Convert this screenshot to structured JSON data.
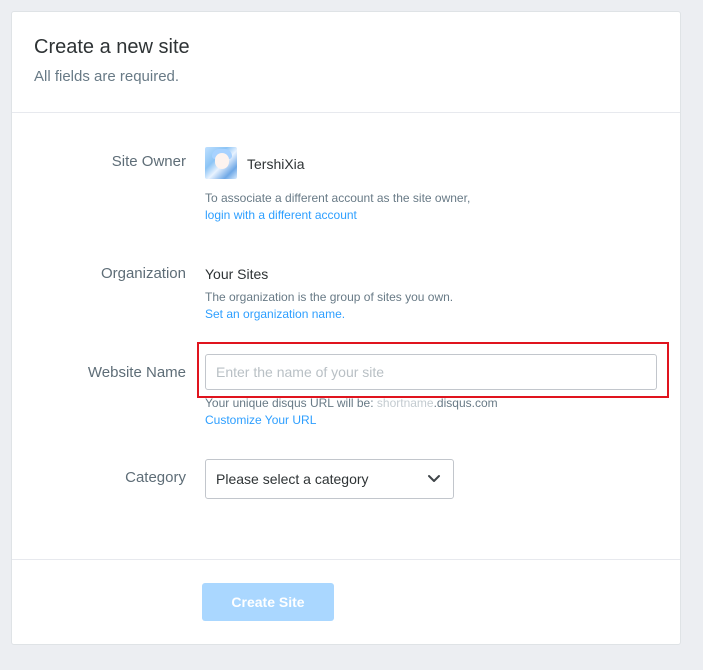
{
  "header": {
    "title": "Create a new site",
    "subtitle": "All fields are required."
  },
  "site_owner": {
    "label": "Site Owner",
    "username": "TershiXia",
    "help_text": "To associate a different account as the site owner,",
    "link": "login with a different account"
  },
  "organization": {
    "label": "Organization",
    "value": "Your Sites",
    "help_text": "The organization is the group of sites you own.",
    "link": "Set an organization name."
  },
  "website_name": {
    "label": "Website Name",
    "placeholder": "Enter the name of your site",
    "value": "",
    "url_prefix": "Your unique disqus URL will be: ",
    "url_shortname": "shortname",
    "url_suffix": ".disqus.com",
    "link": "Customize Your URL"
  },
  "category": {
    "label": "Category",
    "selected": "Please select a category"
  },
  "footer": {
    "create_button": "Create Site"
  },
  "colors": {
    "link": "#2e9fff",
    "button_disabled": "#aad7ff",
    "highlight": "#e0141e"
  },
  "icons": {
    "select_arrow": "chevron-down-icon",
    "avatar": "user-avatar"
  }
}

* * * * *

### WHAT THE TASK REQUIRES
Write the full listing out again with every line unchanged, but include no pictures.

### THE REPLY
Convert this screenshot to structured JSON data.
{
  "header": {
    "title": "Create a new site",
    "subtitle": "All fields are required."
  },
  "site_owner": {
    "label": "Site Owner",
    "username": "TershiXia",
    "help_text": "To associate a different account as the site owner,",
    "link": "login with a different account"
  },
  "organization": {
    "label": "Organization",
    "value": "Your Sites",
    "help_text": "The organization is the group of sites you own.",
    "link": "Set an organization name."
  },
  "website_name": {
    "label": "Website Name",
    "placeholder": "Enter the name of your site",
    "value": "",
    "url_prefix": "Your unique disqus URL will be: ",
    "url_shortname": "shortname",
    "url_suffix": ".disqus.com",
    "link": "Customize Your URL"
  },
  "category": {
    "label": "Category",
    "selected": "Please select a category"
  },
  "footer": {
    "create_button": "Create Site"
  },
  "colors": {
    "link": "#2e9fff",
    "button_disabled": "#aad7ff",
    "highlight": "#e0141e"
  },
  "icons": {
    "select_arrow": "chevron-down-icon",
    "avatar": "user-avatar"
  }
}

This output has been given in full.